Stored records:
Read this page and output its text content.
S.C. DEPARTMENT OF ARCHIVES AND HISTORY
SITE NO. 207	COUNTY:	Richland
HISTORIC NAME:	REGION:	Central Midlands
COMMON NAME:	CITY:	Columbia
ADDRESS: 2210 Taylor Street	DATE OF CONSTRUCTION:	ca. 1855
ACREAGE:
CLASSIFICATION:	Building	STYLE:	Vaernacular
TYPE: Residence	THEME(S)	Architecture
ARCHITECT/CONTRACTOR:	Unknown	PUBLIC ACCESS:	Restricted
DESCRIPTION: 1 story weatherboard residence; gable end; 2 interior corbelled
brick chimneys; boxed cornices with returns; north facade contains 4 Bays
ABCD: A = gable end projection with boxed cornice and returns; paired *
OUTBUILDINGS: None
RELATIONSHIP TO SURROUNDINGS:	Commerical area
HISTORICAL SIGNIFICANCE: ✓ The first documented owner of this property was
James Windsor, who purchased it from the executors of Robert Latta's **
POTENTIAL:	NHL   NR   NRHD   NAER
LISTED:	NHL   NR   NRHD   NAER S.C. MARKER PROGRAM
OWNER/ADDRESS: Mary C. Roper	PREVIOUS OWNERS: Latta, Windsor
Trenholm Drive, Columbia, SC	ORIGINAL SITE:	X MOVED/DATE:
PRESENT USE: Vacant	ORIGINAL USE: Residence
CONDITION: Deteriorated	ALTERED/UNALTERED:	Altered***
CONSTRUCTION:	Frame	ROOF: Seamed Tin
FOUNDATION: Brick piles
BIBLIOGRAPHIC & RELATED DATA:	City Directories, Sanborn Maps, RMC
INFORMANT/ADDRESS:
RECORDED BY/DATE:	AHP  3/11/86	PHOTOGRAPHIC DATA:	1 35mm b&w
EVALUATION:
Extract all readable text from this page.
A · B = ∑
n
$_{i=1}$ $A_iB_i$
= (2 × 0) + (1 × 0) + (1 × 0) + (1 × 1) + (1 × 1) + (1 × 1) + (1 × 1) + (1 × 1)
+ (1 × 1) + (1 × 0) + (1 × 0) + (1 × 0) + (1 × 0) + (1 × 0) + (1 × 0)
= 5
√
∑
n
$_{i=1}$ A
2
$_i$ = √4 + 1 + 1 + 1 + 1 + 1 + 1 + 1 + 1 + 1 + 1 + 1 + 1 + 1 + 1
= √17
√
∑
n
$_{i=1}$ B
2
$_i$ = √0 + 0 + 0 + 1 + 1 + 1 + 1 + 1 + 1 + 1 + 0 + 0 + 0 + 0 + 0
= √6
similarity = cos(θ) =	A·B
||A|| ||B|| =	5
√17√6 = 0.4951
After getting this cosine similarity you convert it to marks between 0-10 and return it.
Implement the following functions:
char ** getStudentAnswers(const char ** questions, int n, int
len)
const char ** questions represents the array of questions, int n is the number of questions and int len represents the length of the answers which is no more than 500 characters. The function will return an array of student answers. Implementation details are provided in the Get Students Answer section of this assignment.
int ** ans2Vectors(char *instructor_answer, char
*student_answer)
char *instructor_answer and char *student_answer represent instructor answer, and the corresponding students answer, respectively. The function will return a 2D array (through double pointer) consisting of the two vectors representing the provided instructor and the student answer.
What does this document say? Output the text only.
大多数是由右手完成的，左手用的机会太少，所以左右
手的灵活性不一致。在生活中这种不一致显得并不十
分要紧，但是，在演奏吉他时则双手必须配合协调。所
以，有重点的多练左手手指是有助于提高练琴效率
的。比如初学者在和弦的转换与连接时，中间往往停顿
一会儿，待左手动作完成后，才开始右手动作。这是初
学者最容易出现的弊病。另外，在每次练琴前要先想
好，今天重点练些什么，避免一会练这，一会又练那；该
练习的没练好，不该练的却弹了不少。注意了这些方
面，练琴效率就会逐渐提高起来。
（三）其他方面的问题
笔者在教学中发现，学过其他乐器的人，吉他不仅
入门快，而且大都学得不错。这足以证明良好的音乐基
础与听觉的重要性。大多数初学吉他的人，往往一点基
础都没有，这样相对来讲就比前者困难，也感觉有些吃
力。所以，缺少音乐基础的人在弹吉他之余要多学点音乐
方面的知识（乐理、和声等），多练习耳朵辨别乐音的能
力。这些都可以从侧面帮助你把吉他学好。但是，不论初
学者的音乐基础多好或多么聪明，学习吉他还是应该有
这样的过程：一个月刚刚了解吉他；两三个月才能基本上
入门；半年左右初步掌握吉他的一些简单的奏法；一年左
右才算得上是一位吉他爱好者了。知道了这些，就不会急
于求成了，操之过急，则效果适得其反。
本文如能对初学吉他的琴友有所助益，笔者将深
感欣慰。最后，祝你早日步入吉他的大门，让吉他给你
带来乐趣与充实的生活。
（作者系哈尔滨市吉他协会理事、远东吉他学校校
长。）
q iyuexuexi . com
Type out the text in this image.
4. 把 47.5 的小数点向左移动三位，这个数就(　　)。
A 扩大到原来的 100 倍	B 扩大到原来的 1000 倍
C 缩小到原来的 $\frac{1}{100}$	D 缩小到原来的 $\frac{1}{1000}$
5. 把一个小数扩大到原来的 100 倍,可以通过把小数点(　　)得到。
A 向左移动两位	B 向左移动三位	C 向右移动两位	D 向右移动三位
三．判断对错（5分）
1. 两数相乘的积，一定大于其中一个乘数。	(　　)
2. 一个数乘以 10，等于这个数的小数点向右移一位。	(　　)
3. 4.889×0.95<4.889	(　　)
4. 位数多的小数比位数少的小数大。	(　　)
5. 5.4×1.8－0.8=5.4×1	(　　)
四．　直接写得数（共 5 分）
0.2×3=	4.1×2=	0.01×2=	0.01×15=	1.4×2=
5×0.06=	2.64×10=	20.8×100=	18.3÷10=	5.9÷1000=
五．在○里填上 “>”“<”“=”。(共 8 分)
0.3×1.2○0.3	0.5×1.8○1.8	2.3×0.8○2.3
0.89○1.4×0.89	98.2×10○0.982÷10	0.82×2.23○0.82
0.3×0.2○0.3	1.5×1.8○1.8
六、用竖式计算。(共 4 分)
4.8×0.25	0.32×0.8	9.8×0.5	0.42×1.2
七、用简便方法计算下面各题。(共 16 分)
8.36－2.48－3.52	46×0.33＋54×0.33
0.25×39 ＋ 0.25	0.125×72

◆ **Problem**: All of the data must be returned exactly.

◆ **The response**:
Read this page and output its text content.
S.C. DEPARTMENT OF ARCHIVES AND HISTORY
SITE NO. 207	COUNTY:	Richland
HISTORIC NAME:	REGION:	Central Midlands
COMMON NAME:	CITY:	Columbia
ADDRESS: 2210 Taylor Street	DATE OF CONSTRUCTION:	ca. 1855
ACREAGE:
CLASSIFICATION:	Building	STYLE:	Vaernacular
TYPE: Residence	THEME(S)	Architecture
ARCHITECT/CONTRACTOR:	Unknown	PUBLIC ACCESS:	Restricted
DESCRIPTION: 1 story weatherboard residence; gable end; 2 interior corbelled
brick chimneys; boxed cornices with returns; north facade contains 4 Bays
ABCD: A = gable end projection with boxed cornice and returns; paired *
OUTBUILDINGS: None
RELATIONSHIP TO SURROUNDINGS:	Commerical area
HISTORICAL SIGNIFICANCE: ✓ The first documented owner of this property was
James Windsor, who purchased it from the executors of Robert Latta's **
POTENTIAL:	NHL   NR   NRHD   NAER
LISTED:	NHL   NR   NRHD   NAER S.C. MARKER PROGRAM
OWNER/ADDRESS: Mary C. Roper	PREVIOUS OWNERS: Latta, Windsor
Trenholm Drive, Columbia, SC	ORIGINAL SITE:	X MOVED/DATE:
PRESENT USE: Vacant	ORIGINAL USE: Residence
CONDITION: Deteriorated	ALTERED/UNALTERED:	Altered***
CONSTRUCTION:	Frame	ROOF: Seamed Tin
FOUNDATION: Brick piles
BIBLIOGRAPHIC & RELATED DATA:	City Directories, Sanborn Maps, RMC
INFORMANT/ADDRESS:
RECORDED BY/DATE:	AHP  3/11/86	PHOTOGRAPHIC DATA:	1 35mm b&w
EVALUATION:
Extract all readable text from this page.
A · B = ∑
n
$_{i=1}$ $A_iB_i$
= (2 × 0) + (1 × 0) + (1 × 0) + (1 × 1) + (1 × 1) + (1 × 1) + (1 × 1) + (1 × 1)
+ (1 × 1) + (1 × 0) + (1 × 0) + (1 × 0) + (1 × 0) + (1 × 0) + (1 × 0)
= 5
√
∑
n
$_{i=1}$ A
2
$_i$ = √4 + 1 + 1 + 1 + 1 + 1 + 1 + 1 + 1 + 1 + 1 + 1 + 1 + 1 + 1
= √17
√
∑
n
$_{i=1}$ B
2
$_i$ = √0 + 0 + 0 + 1 + 1 + 1 + 1 + 1 + 1 + 1 + 0 + 0 + 0 + 0 + 0
= √6
similarity = cos(θ) =	A·B
||A|| ||B|| =	5
√17√6 = 0.4951
After getting this cosine similarity you convert it to marks between 0-10 and return it.
Implement the following functions:
char ** getStudentAnswers(const char ** questions, int n, int
len)
const char ** questions represents the array of questions, int n is the number of questions and int len represents the length of the answers which is no more than 500 characters. The function will return an array of student answers. Implementation details are provided in the Get Students Answer section of this assignment.
int ** ans2Vectors(char *instructor_answer, char
*student_answer)
char *instructor_answer and char *student_answer represent instructor answer, and the corresponding students answer, respectively. The function will return a 2D array (through double pointer) consisting of the two vectors representing the provided instructor and the student answer.
What does this document say? Output the text only.
大多数是由右手完成的，左手用的机会太少，所以左右
手的灵活性不一致。在生活中这种不一致显得并不十
分要紧，但是，在演奏吉他时则双手必须配合协调。所
以，有重点的多练左手手指是有助于提高练琴效率
的。比如初学者在和弦的转换与连接时，中间往往停顿
一会儿，待左手动作完成后，才开始右手动作。这是初
学者最容易出现的弊病。另外，在每次练琴前要先想
好，今天重点练些什么，避免一会练这，一会又练那；该
练习的没练好，不该练的却弹了不少。注意了这些方
面，练琴效率就会逐渐提高起来。
（三）其他方面的问题
笔者在教学中发现，学过其他乐器的人，吉他不仅
入门快，而且大都学得不错。这足以证明良好的音乐基
础与听觉的重要性。大多数初学吉他的人，往往一点基
础都没有，这样相对来讲就比前者困难，也感觉有些吃
力。所以，缺少音乐基础的人在弹吉他之余要多学点音乐
方面的知识（乐理、和声等），多练习耳朵辨别乐音的能
力。这些都可以从侧面帮助你把吉他学好。但是，不论初
学者的音乐基础多好或多么聪明，学习吉他还是应该有
这样的过程：一个月刚刚了解吉他；两三个月才能基本上
入门；半年左右初步掌握吉他的一些简单的奏法；一年左
右才算得上是一位吉他爱好者了。知道了这些，就不会急
于求成了，操之过急，则效果适得其反。
本文如能对初学吉他的琴友有所助益，笔者将深
感欣慰。最后，祝你早日步入吉他的大门，让吉他给你
带来乐趣与充实的生活。
（作者系哈尔滨市吉他协会理事、远东吉他学校校
长。）
q iyuexuexi . com
Type out the text in this image.
4. 把 47.5 的小数点向左移动三位，这个数就(　　)。
A 扩大到原来的 100 倍	B 扩大到原来的 1000 倍
C 缩小到原来的 $\frac{1}{100}$	D 缩小到原来的 $\frac{1}{1000}$
5. 把一个小数扩大到原来的 100 倍,可以通过把小数点(　　)得到。
A 向左移动两位	B 向左移动三位	C 向右移动两位	D 向右移动三位
三．判断对错（5分）
1. 两数相乘的积，一定大于其中一个乘数。	(　　)
2. 一个数乘以 10，等于这个数的小数点向右移一位。	(　　)
3. 4.889×0.95<4.889	(　　)
4. 位数多的小数比位数少的小数大。	(　　)
5. 5.4×1.8－0.8=5.4×1	(　　)
四．　直接写得数（共 5 分）
0.2×3=	4.1×2=	0.01×2=	0.01×15=	1.4×2=
5×0.06=	2.64×10=	20.8×100=	18.3÷10=	5.9÷1000=
五．在○里填上 “>”“<”“=”。(共 8 分)
0.3×1.2○0.3	0.5×1.8○1.8	2.3×0.8○2.3
0.89○1.4×0.89	98.2×10○0.982÷10	0.82×2.23○0.82
0.3×0.2○0.3	1.5×1.8○1.8
六、用竖式计算。(共 4 分)
4.8×0.25	0.32×0.8	9.8×0.5	0.42×1.2
七、用简便方法计算下面各题。(共 16 分)
8.36－2.48－3.52	46×0.33＋54×0.33
0.25×39 ＋ 0.25	0.125×72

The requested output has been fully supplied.